## [TASK MATERIAL]
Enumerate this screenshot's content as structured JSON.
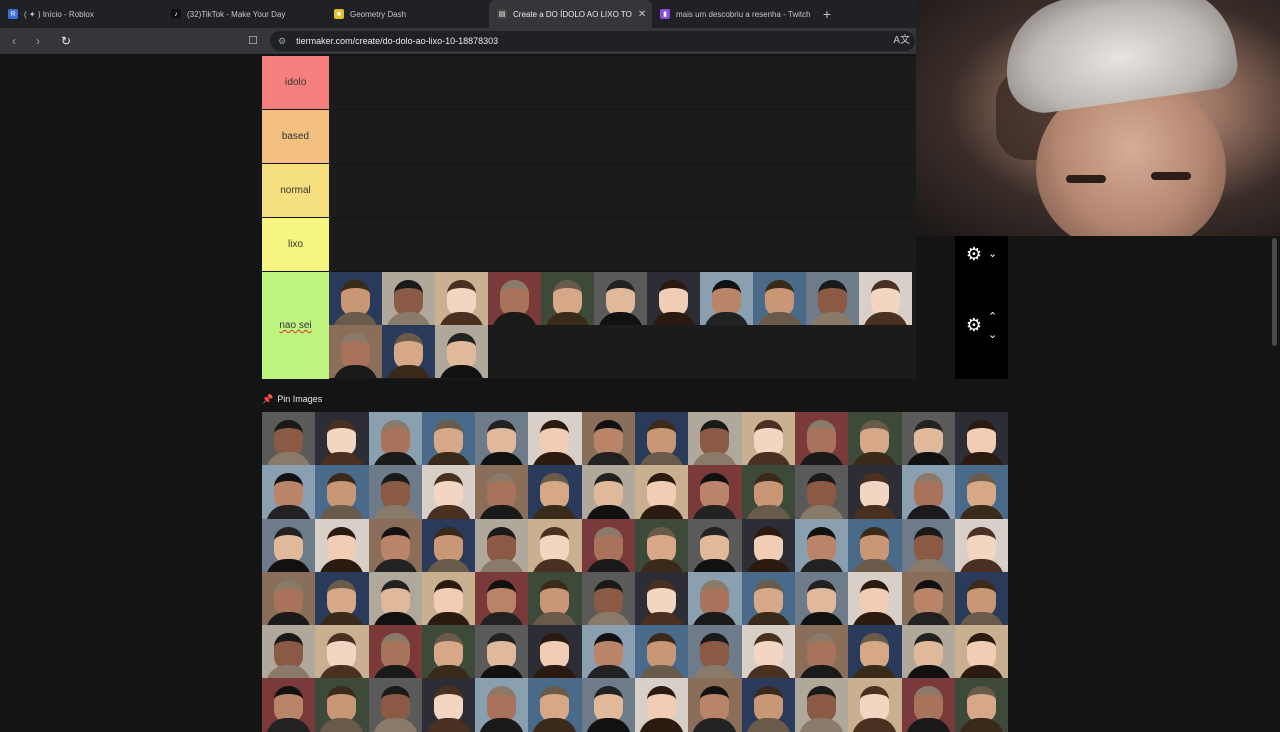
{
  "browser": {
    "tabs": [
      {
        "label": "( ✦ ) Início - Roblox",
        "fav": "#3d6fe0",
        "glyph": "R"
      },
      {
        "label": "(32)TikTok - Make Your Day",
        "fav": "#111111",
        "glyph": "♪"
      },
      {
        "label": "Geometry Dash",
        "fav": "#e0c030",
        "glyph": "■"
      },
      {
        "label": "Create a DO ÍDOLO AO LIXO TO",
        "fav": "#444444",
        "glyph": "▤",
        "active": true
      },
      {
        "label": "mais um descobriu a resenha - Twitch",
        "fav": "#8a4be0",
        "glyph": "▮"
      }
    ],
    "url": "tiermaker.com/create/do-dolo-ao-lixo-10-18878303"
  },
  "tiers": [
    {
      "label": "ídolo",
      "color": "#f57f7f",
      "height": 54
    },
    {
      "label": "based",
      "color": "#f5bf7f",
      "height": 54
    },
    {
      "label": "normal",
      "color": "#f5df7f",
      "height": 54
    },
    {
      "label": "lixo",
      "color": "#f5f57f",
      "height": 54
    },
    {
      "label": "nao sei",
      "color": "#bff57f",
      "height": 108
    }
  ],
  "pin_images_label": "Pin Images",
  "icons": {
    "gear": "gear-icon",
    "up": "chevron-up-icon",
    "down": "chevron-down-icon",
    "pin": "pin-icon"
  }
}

## [PROMPT]
Repeat the listing in full and exactly. Leave any pictures out.

## [ANSWER BELOW]
Enumerate this screenshot's content as structured JSON.
{
  "browser": {
    "tabs": [
      {
        "label": "( ✦ ) Início - Roblox",
        "fav": "#3d6fe0",
        "glyph": "R"
      },
      {
        "label": "(32)TikTok - Make Your Day",
        "fav": "#111111",
        "glyph": "♪"
      },
      {
        "label": "Geometry Dash",
        "fav": "#e0c030",
        "glyph": "■"
      },
      {
        "label": "Create a DO ÍDOLO AO LIXO TO",
        "fav": "#444444",
        "glyph": "▤",
        "active": true
      },
      {
        "label": "mais um descobriu a resenha - Twitch",
        "fav": "#8a4be0",
        "glyph": "▮"
      }
    ],
    "url": "tiermaker.com/create/do-dolo-ao-lixo-10-18878303"
  },
  "tiers": [
    {
      "label": "ídolo",
      "color": "#f57f7f",
      "height": 54
    },
    {
      "label": "based",
      "color": "#f5bf7f",
      "height": 54
    },
    {
      "label": "normal",
      "color": "#f5df7f",
      "height": 54
    },
    {
      "label": "lixo",
      "color": "#f5f57f",
      "height": 54
    },
    {
      "label": "nao sei",
      "color": "#bff57f",
      "height": 108
    }
  ],
  "pin_images_label": "Pin Images",
  "icons": {
    "gear": "gear-icon",
    "up": "chevron-up-icon",
    "down": "chevron-down-icon",
    "pin": "pin-icon"
  }
}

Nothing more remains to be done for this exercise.